Start of Stored rows

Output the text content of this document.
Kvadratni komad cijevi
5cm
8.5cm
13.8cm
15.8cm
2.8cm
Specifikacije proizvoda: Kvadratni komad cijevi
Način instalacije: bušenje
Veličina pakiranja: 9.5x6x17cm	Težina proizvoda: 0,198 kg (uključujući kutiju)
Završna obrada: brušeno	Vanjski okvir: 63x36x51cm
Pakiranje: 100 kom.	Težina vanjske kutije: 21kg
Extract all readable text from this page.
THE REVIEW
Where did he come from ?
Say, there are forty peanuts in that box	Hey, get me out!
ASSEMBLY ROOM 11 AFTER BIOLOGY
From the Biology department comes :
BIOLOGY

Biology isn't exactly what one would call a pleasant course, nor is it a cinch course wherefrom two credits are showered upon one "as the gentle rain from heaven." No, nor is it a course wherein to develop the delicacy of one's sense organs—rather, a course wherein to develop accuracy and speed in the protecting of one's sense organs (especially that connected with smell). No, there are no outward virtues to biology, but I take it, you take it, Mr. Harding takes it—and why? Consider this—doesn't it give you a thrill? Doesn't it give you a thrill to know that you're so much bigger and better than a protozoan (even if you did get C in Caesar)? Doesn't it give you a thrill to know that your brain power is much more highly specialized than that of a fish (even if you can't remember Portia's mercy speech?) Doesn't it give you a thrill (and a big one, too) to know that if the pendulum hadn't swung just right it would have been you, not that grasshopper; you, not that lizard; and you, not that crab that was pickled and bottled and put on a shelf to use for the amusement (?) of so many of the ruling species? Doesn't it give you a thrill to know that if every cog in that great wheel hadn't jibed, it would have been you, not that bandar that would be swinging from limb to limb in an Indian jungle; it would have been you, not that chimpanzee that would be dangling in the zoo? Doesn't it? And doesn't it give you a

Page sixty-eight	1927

End of Stored rows

### Job:
Find each line holding "komad". Copy it out.

### Completed exercise:
Kvadratni komad cijevi
Specifikacije proizvoda: Kvadratni komad cijevi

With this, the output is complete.